-- start --
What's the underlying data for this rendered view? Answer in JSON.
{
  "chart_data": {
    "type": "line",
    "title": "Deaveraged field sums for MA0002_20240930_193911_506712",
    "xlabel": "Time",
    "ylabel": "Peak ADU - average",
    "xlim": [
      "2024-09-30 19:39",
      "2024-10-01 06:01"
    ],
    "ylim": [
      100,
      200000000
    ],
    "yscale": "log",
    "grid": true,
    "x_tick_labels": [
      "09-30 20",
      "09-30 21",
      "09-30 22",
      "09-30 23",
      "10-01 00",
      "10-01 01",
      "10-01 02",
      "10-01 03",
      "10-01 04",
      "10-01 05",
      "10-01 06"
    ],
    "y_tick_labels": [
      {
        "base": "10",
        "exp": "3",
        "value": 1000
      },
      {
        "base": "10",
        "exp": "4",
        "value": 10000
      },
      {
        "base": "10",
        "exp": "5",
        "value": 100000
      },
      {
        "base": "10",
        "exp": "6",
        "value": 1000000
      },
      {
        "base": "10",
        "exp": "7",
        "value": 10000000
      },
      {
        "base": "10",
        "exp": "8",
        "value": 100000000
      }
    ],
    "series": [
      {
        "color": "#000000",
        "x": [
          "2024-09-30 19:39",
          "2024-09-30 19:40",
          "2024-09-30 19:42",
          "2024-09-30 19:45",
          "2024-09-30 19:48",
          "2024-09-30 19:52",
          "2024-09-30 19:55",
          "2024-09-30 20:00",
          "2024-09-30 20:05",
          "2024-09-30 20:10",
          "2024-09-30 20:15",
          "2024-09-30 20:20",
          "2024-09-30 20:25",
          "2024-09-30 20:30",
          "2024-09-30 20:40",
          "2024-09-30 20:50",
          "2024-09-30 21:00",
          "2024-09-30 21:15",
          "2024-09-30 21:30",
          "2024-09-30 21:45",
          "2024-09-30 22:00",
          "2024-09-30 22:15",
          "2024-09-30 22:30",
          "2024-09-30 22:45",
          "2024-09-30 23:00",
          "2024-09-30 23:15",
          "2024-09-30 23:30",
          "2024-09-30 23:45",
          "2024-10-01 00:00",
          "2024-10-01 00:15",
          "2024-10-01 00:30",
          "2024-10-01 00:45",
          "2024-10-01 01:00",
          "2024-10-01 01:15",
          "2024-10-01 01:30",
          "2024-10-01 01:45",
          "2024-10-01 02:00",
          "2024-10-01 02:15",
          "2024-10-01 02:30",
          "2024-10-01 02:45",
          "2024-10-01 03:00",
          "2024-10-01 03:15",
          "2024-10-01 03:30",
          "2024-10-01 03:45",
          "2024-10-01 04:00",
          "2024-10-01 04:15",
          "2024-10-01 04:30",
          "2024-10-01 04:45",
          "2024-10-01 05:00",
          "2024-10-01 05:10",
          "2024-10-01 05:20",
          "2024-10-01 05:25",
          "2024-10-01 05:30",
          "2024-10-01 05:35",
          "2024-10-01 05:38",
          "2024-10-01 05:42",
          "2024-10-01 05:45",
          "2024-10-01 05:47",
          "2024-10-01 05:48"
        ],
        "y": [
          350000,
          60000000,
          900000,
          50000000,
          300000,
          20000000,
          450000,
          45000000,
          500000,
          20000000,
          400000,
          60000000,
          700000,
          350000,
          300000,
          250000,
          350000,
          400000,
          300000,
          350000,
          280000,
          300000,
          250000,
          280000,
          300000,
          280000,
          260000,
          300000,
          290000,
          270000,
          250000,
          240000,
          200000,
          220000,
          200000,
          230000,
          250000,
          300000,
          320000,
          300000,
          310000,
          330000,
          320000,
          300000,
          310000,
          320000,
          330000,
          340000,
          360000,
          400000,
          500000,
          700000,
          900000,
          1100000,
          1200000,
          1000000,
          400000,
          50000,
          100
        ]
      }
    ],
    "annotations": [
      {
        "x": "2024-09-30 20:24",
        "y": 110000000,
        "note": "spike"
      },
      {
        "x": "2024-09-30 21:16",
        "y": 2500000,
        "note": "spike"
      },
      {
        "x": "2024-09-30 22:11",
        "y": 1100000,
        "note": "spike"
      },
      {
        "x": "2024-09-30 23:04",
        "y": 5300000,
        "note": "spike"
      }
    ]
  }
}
-- end --
> **Task goal**
Search the lines for the string "value" and copy every line that has it.

> **Answer to the problem**
        "value": 1000
        "value": 10000
        "value": 100000
        "value": 1000000
        "value": 10000000
        "value": 100000000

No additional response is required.